- GIVEN RECORDS:
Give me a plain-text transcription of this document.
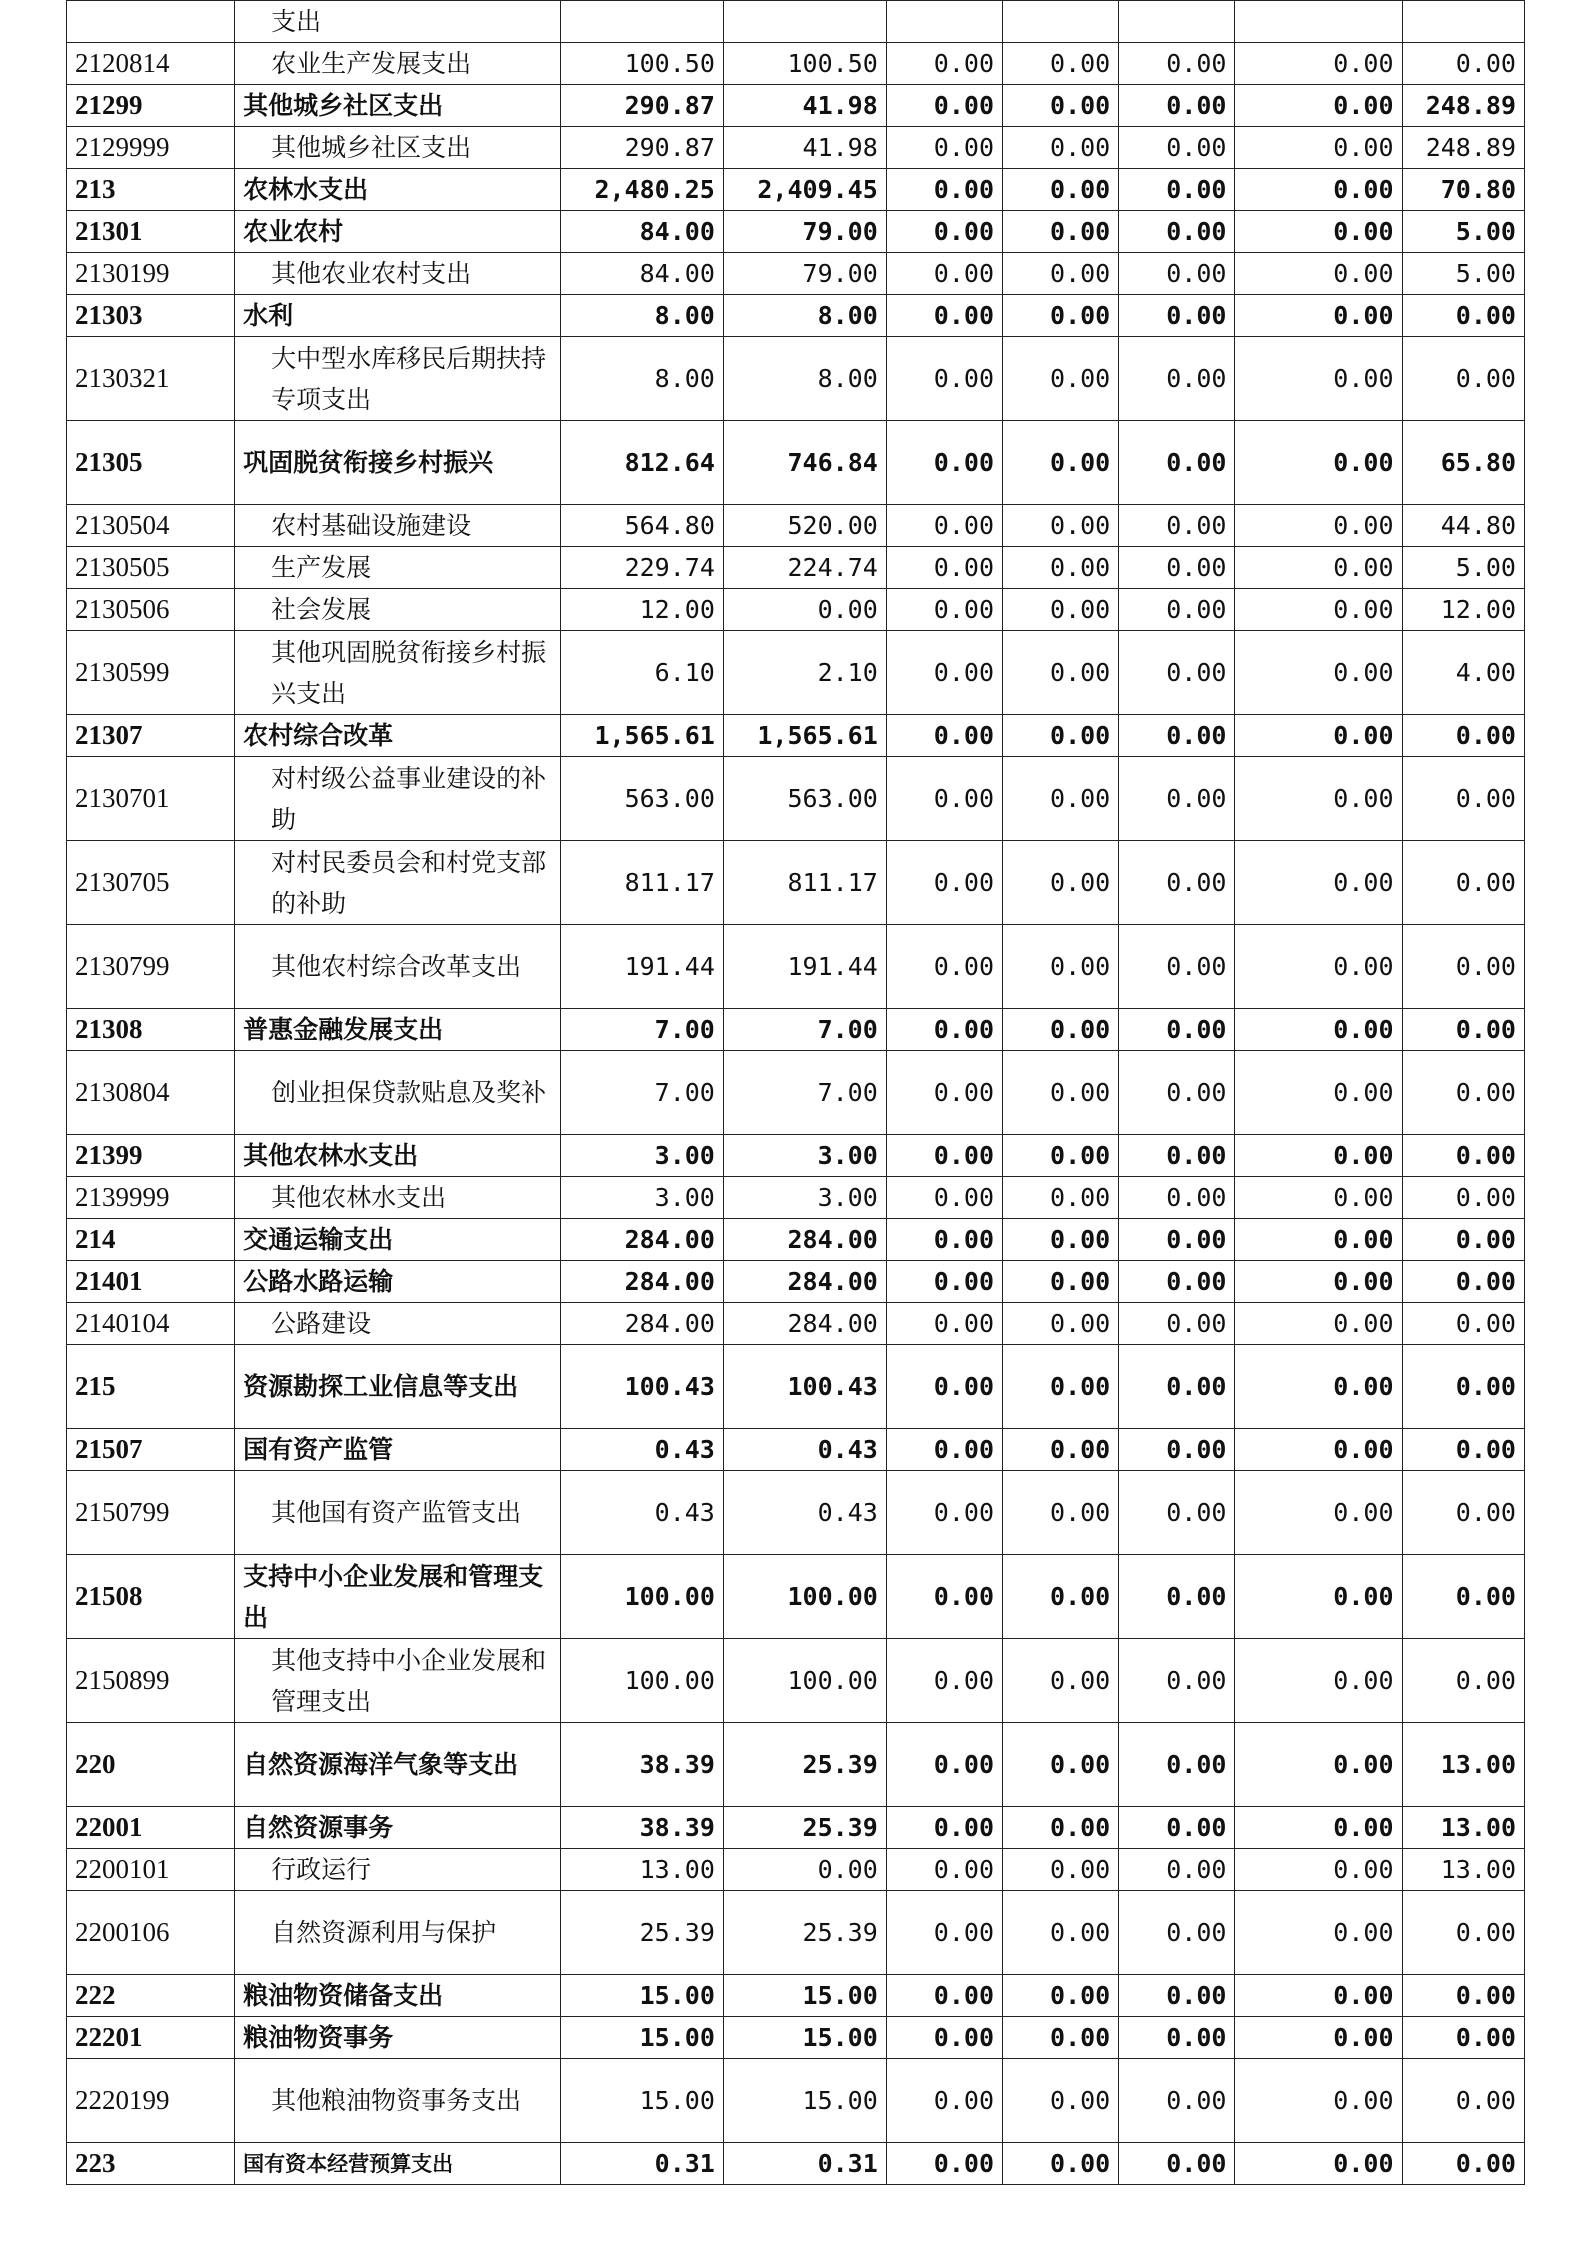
	支出							
2120814	农业生产发展支出	100.50	100.50	0.00	0.00	0.00	0.00	0.00
21299	其他城乡社区支出	290.87	41.98	0.00	0.00	0.00	0.00	248.89
2129999	其他城乡社区支出	290.87	41.98	0.00	0.00	0.00	0.00	248.89
213	农林水支出	2,480.25	2,409.45	0.00	0.00	0.00	0.00	70.80
21301	农业农村	84.00	79.00	0.00	0.00	0.00	0.00	5.00
2130199	其他农业农村支出	84.00	79.00	0.00	0.00	0.00	0.00	5.00
21303	水利	8.00	8.00	0.00	0.00	0.00	0.00	0.00
2130321	大中型水库移民后期扶持专项支出	8.00	8.00	0.00	0.00	0.00	0.00	0.00
21305	巩固脱贫衔接乡村振兴	812.64	746.84	0.00	0.00	0.00	0.00	65.80
2130504	农村基础设施建设	564.80	520.00	0.00	0.00	0.00	0.00	44.80
2130505	生产发展	229.74	224.74	0.00	0.00	0.00	0.00	5.00
2130506	社会发展	12.00	0.00	0.00	0.00	0.00	0.00	12.00
2130599	其他巩固脱贫衔接乡村振兴支出	6.10	2.10	0.00	0.00	0.00	0.00	4.00
21307	农村综合改革	1,565.61	1,565.61	0.00	0.00	0.00	0.00	0.00
2130701	对村级公益事业建设的补助	563.00	563.00	0.00	0.00	0.00	0.00	0.00
2130705	对村民委员会和村党支部的补助	811.17	811.17	0.00	0.00	0.00	0.00	0.00
2130799	其他农村综合改革支出	191.44	191.44	0.00	0.00	0.00	0.00	0.00
21308	普惠金融发展支出	7.00	7.00	0.00	0.00	0.00	0.00	0.00
2130804	创业担保贷款贴息及奖补	7.00	7.00	0.00	0.00	0.00	0.00	0.00
21399	其他农林水支出	3.00	3.00	0.00	0.00	0.00	0.00	0.00
2139999	其他农林水支出	3.00	3.00	0.00	0.00	0.00	0.00	0.00
214	交通运输支出	284.00	284.00	0.00	0.00	0.00	0.00	0.00
21401	公路水路运输	284.00	284.00	0.00	0.00	0.00	0.00	0.00
2140104	公路建设	284.00	284.00	0.00	0.00	0.00	0.00	0.00
215	资源勘探工业信息等支出	100.43	100.43	0.00	0.00	0.00	0.00	0.00
21507	国有资产监管	0.43	0.43	0.00	0.00	0.00	0.00	0.00
2150799	其他国有资产监管支出	0.43	0.43	0.00	0.00	0.00	0.00	0.00
21508	支持中小企业发展和管理支出	100.00	100.00	0.00	0.00	0.00	0.00	0.00
2150899	其他支持中小企业发展和管理支出	100.00	100.00	0.00	0.00	0.00	0.00	0.00
220	自然资源海洋气象等支出	38.39	25.39	0.00	0.00	0.00	0.00	13.00
22001	自然资源事务	38.39	25.39	0.00	0.00	0.00	0.00	13.00
2200101	行政运行	13.00	0.00	0.00	0.00	0.00	0.00	13.00
2200106	自然资源利用与保护	25.39	25.39	0.00	0.00	0.00	0.00	0.00
222	粮油物资储备支出	15.00	15.00	0.00	0.00	0.00	0.00	0.00
22201	粮油物资事务	15.00	15.00	0.00	0.00	0.00	0.00	0.00
2220199	其他粮油物资事务支出	15.00	15.00	0.00	0.00	0.00	0.00	0.00
223	国有资本经营预算支出	0.31	0.31	0.00	0.00	0.00	0.00	0.00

- AIM: Determine the number of lines where the string "其他农林水支出" occurs, and give that number only.

- RESULT: 2